### [EXERCISE BRIEF]
Extract all lines containing "label".

### [PROVIDED DATA]
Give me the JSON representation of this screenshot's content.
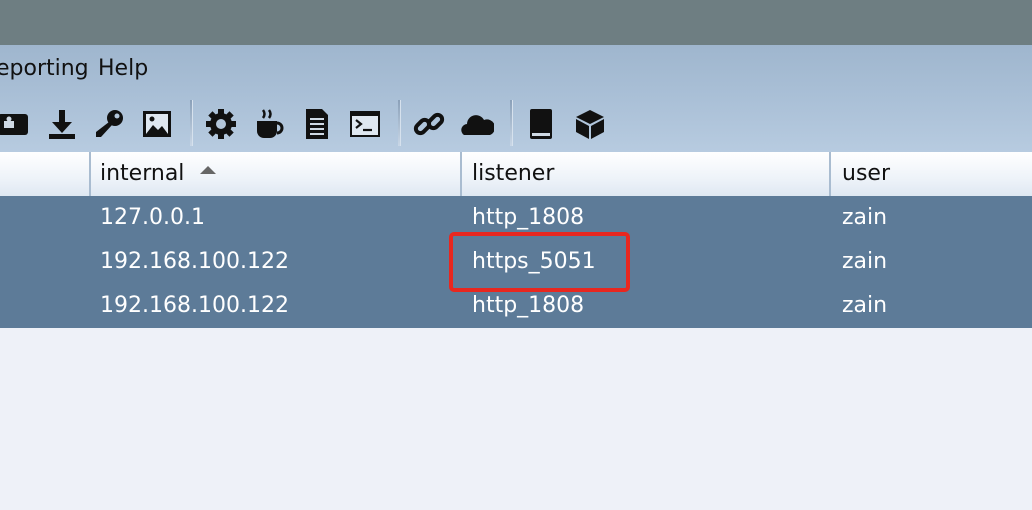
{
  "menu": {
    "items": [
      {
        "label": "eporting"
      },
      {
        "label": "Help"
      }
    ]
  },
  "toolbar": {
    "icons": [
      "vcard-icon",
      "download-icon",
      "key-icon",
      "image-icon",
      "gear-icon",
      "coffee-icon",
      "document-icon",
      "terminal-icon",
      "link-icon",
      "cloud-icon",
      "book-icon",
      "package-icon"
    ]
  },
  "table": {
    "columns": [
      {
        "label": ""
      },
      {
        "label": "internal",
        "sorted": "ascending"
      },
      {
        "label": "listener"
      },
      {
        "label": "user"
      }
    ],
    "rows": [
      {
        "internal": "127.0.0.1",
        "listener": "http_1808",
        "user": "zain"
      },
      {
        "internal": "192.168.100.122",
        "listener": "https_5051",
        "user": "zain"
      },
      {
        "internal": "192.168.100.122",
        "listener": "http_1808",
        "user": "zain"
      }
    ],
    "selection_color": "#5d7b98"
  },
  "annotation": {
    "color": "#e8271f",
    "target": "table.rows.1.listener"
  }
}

### [COMPLETED EXERCISE]
        "label": "eporting"
        "label": "Help"
        "label": ""
        "label": "internal",
        "label": "listener"
        "label": "user"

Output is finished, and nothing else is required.